● **Problem to solve**: Copy out every line that contains the word "content".

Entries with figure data
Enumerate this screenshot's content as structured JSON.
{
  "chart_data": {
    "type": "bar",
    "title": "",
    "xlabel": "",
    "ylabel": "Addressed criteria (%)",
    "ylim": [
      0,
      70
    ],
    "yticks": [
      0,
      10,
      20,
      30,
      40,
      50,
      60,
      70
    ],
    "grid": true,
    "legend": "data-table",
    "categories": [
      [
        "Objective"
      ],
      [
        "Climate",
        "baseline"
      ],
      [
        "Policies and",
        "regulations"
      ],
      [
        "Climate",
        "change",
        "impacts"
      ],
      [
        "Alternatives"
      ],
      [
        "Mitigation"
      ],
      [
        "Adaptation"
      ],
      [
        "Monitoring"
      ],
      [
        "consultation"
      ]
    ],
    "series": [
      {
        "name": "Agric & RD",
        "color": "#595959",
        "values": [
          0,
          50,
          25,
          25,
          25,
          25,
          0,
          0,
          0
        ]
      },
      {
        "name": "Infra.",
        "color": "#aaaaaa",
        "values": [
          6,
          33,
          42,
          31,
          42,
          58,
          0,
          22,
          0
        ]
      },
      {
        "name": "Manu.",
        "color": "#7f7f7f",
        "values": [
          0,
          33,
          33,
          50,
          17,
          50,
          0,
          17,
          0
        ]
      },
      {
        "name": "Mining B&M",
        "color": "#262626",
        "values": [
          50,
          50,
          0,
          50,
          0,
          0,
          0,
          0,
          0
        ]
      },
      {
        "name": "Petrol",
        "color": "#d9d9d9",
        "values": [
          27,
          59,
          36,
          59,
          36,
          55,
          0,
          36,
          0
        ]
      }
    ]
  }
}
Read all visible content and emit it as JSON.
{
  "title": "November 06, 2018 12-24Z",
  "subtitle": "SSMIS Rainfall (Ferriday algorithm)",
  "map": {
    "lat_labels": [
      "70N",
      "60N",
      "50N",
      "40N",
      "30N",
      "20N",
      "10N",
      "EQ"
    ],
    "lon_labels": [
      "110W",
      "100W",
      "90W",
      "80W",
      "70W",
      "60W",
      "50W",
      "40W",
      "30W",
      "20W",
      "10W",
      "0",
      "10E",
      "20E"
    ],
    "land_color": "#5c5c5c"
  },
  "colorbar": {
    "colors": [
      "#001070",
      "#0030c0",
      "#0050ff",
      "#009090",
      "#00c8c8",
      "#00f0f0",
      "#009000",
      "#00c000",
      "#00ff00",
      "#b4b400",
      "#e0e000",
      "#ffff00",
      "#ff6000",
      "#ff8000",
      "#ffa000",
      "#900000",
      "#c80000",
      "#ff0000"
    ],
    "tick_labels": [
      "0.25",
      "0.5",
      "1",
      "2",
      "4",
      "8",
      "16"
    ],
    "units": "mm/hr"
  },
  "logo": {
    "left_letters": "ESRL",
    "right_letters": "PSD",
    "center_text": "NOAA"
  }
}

● **Exercise output**:
Enumerate this screenshot's content as structured JSON.
Read all visible content and emit it as JSON.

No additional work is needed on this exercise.